▶ WORK TO DO
In the entries that follow, find the word "median" and report each line it is on.

=== RECORDS SUPPLIED ===

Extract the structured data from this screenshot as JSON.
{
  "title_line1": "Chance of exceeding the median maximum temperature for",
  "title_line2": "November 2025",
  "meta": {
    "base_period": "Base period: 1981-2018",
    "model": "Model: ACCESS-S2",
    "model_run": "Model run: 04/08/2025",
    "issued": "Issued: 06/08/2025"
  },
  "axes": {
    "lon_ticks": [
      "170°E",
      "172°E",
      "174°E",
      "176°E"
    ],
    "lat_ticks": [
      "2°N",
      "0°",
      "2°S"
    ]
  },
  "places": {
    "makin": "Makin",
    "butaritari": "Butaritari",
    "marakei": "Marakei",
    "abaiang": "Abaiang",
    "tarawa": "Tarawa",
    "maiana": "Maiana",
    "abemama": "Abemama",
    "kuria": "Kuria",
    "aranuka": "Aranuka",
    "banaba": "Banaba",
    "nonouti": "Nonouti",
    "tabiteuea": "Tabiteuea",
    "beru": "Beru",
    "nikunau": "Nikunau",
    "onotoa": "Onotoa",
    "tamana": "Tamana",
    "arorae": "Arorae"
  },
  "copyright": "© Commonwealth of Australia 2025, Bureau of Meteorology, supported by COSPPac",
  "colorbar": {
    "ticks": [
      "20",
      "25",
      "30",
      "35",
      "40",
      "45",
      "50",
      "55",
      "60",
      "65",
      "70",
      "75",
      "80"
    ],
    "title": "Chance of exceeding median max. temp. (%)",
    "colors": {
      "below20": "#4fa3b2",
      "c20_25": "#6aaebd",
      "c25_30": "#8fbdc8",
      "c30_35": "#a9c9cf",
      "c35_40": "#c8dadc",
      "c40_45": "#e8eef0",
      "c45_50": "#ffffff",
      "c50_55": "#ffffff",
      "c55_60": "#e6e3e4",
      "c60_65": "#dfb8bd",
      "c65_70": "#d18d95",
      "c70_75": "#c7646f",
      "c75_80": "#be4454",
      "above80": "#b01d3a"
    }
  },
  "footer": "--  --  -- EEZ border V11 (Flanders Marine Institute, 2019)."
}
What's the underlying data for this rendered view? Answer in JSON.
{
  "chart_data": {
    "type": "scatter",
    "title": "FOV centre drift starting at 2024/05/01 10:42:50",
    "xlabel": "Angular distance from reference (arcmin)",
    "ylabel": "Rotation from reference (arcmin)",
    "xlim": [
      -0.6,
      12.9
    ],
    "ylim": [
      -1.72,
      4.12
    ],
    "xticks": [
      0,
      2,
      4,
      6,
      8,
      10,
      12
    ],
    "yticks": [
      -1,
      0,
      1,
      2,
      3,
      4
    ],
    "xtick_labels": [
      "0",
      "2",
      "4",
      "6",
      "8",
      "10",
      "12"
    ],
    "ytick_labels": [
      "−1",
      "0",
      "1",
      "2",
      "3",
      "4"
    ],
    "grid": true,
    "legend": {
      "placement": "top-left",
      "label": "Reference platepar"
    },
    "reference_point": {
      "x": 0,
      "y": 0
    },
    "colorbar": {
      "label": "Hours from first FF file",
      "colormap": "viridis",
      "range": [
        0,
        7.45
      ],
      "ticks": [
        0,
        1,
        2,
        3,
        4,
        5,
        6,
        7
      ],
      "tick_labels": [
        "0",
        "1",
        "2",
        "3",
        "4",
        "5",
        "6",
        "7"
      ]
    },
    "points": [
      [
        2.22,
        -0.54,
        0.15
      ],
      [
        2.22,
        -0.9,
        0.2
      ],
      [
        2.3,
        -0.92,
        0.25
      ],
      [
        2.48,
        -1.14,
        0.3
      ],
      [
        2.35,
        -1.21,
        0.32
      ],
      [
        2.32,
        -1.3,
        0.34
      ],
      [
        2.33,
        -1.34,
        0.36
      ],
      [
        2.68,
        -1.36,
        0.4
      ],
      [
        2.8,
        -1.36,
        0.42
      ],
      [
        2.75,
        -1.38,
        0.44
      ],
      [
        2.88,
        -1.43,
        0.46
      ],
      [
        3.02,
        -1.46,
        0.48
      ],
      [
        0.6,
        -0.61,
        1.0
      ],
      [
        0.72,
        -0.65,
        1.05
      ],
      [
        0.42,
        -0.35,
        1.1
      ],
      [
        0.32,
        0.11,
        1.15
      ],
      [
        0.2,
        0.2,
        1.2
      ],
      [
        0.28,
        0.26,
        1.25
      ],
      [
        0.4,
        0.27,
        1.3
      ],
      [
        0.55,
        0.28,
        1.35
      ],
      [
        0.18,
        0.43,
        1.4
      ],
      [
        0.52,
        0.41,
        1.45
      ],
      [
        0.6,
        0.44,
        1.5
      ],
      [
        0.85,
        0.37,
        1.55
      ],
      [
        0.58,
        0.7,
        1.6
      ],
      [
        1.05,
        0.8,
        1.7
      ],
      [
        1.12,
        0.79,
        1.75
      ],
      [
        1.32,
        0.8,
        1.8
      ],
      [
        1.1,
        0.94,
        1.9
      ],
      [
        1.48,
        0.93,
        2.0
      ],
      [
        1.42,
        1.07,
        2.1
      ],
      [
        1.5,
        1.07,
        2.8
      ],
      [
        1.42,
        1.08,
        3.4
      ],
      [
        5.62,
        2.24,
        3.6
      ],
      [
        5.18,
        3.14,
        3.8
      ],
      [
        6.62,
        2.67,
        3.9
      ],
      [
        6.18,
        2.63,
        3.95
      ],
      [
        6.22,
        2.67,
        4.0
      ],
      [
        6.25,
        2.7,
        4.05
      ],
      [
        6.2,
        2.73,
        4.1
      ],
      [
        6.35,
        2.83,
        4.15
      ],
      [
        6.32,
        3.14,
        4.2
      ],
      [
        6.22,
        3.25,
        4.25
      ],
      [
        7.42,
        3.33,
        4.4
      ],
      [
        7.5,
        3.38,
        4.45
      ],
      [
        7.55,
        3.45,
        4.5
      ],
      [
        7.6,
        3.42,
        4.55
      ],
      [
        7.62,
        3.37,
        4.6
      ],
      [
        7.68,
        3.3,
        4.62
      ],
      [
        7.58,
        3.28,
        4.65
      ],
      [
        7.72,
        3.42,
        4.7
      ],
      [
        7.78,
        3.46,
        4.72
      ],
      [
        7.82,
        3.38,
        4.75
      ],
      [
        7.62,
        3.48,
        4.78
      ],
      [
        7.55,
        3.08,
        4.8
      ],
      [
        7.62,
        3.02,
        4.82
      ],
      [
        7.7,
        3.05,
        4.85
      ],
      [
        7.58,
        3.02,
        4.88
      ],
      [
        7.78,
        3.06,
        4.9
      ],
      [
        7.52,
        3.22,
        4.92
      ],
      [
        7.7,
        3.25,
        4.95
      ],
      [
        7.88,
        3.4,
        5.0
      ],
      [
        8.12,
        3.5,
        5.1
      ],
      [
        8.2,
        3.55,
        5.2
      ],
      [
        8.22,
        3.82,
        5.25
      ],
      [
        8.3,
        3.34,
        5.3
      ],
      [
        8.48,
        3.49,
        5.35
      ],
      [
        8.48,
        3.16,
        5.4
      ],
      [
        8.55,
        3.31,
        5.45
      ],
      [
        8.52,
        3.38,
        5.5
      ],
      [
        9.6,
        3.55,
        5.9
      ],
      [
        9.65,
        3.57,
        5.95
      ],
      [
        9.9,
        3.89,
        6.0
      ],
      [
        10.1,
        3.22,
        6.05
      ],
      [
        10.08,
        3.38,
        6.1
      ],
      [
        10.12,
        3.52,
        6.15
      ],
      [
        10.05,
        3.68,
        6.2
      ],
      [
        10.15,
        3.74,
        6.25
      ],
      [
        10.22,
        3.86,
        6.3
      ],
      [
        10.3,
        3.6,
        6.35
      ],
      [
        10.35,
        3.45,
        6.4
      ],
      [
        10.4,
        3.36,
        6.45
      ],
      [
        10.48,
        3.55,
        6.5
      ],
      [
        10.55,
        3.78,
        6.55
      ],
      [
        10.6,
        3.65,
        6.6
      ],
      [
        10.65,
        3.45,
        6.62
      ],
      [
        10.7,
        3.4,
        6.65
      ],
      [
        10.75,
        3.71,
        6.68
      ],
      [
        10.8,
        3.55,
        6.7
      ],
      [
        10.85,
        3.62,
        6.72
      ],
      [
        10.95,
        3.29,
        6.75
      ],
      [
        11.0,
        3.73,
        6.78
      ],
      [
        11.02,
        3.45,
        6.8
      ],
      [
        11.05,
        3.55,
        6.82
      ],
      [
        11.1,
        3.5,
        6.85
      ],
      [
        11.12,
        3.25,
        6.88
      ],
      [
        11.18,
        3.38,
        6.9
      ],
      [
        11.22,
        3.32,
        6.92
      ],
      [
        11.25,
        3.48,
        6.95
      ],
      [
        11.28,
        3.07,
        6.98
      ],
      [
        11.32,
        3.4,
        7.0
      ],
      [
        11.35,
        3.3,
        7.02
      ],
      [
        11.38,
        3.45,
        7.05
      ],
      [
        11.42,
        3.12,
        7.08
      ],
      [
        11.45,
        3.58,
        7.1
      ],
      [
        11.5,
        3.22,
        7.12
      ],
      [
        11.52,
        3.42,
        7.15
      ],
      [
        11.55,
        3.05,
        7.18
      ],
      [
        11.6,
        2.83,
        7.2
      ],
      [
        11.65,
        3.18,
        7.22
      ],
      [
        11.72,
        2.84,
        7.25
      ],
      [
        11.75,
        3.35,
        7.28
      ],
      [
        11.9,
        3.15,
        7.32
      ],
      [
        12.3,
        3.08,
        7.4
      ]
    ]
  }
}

===

▶ FINAL ANSWER
  "title_line1": "Chance of exceeding the median maximum temperature for",
    "title": "Chance of exceeding median max. temp. (%)",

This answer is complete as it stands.